Given problem - For every line in the data below that contains "Output", copy the line.

╔══

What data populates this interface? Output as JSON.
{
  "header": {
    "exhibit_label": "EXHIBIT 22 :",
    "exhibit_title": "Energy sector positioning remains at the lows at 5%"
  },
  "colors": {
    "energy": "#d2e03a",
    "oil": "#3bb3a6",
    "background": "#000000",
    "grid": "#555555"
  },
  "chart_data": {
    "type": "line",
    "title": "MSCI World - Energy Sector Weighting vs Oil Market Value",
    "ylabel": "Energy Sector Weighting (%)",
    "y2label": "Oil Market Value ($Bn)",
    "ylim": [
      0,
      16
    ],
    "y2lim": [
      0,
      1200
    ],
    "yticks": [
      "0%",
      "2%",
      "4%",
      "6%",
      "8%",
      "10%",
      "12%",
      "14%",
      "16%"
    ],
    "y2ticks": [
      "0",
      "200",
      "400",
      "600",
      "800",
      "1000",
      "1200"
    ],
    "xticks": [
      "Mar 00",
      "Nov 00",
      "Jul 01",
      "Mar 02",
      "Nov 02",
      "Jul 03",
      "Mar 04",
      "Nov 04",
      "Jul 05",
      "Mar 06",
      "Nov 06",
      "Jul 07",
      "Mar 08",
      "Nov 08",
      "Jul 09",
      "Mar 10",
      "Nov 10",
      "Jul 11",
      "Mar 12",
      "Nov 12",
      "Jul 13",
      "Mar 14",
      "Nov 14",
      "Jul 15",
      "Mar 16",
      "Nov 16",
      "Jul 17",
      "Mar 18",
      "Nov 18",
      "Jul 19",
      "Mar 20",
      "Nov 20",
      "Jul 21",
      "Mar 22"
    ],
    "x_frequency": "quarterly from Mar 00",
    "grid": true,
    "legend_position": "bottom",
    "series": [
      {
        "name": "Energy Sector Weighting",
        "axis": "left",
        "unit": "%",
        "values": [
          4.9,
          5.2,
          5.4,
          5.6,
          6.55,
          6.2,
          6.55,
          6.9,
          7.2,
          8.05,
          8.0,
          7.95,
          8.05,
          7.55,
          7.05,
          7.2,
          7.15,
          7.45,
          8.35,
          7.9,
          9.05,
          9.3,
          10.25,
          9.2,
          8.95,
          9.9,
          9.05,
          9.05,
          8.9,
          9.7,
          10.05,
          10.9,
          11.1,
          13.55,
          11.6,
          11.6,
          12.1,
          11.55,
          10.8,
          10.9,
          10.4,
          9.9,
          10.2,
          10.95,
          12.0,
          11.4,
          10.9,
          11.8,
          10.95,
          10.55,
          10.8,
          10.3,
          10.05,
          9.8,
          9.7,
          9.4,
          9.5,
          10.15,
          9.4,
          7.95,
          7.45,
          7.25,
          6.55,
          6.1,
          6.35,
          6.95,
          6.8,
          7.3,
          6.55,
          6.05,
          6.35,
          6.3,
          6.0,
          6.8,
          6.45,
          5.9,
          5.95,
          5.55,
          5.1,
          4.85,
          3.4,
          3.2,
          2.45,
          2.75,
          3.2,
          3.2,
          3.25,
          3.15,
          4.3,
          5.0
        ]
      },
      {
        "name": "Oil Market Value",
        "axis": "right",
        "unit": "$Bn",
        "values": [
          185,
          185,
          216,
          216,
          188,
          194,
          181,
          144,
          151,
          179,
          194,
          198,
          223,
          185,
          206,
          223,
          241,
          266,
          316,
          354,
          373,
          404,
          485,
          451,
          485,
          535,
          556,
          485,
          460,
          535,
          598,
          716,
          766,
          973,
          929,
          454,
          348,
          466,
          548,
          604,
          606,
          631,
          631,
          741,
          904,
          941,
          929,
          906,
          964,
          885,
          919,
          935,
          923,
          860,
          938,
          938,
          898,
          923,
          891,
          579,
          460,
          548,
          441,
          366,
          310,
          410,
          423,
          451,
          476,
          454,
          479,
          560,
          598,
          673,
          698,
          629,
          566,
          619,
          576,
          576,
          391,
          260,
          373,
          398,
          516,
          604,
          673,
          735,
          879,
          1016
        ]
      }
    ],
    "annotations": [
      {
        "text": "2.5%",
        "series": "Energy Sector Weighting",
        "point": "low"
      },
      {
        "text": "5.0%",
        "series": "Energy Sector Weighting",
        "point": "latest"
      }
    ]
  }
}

╚══
╔══

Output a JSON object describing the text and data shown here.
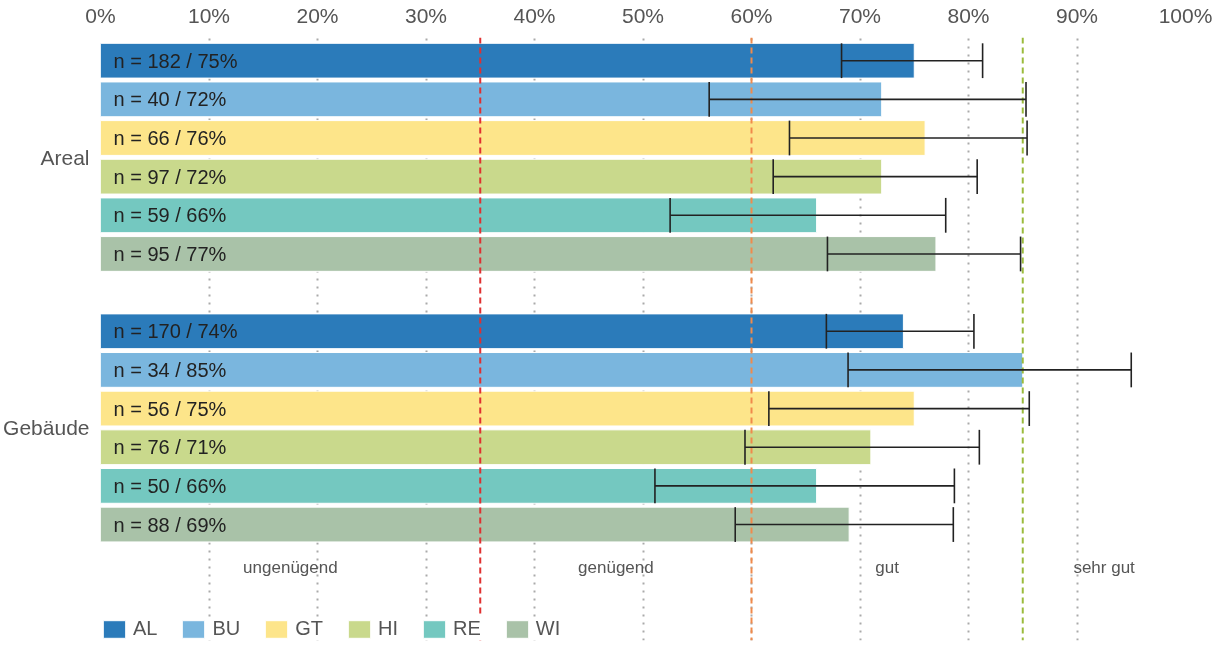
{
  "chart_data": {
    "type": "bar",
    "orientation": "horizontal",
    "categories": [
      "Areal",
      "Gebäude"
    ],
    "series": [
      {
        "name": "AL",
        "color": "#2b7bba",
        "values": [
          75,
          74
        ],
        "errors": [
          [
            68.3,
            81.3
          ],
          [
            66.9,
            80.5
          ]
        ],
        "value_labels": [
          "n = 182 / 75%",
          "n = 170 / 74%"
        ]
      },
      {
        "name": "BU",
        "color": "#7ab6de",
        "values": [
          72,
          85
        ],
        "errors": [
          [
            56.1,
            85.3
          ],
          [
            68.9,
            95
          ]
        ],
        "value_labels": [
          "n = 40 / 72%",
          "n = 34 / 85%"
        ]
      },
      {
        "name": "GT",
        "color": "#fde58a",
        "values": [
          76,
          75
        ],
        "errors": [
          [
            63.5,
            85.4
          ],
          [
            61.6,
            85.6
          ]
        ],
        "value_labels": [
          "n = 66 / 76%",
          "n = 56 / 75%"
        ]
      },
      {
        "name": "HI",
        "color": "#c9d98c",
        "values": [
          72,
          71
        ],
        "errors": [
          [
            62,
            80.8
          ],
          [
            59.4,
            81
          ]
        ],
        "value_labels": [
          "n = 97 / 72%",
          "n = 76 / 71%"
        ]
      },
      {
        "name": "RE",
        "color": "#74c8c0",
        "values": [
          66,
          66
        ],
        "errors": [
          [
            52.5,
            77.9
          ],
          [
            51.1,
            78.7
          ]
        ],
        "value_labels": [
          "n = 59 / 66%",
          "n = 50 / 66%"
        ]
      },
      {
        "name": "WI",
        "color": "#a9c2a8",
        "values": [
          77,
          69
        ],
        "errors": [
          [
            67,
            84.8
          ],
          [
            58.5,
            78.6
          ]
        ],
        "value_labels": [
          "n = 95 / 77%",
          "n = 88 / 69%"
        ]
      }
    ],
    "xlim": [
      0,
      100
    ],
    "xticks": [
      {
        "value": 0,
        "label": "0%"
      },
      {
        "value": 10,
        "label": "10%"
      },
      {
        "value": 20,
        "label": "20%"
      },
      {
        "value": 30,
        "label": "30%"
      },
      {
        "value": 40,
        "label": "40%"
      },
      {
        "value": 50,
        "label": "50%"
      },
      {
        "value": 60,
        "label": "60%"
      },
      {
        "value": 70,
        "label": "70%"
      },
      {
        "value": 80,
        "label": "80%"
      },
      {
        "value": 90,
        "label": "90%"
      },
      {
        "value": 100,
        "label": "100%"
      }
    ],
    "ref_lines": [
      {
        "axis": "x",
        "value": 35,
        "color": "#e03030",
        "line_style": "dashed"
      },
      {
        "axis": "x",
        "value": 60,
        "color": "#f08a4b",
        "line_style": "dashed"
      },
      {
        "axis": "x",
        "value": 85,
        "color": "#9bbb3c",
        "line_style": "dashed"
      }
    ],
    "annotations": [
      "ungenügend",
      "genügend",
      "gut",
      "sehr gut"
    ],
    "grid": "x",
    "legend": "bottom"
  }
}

╚══

Response to this task -
What data populates this interface? Output as JSON.
Output a JSON object describing the text and data shown here.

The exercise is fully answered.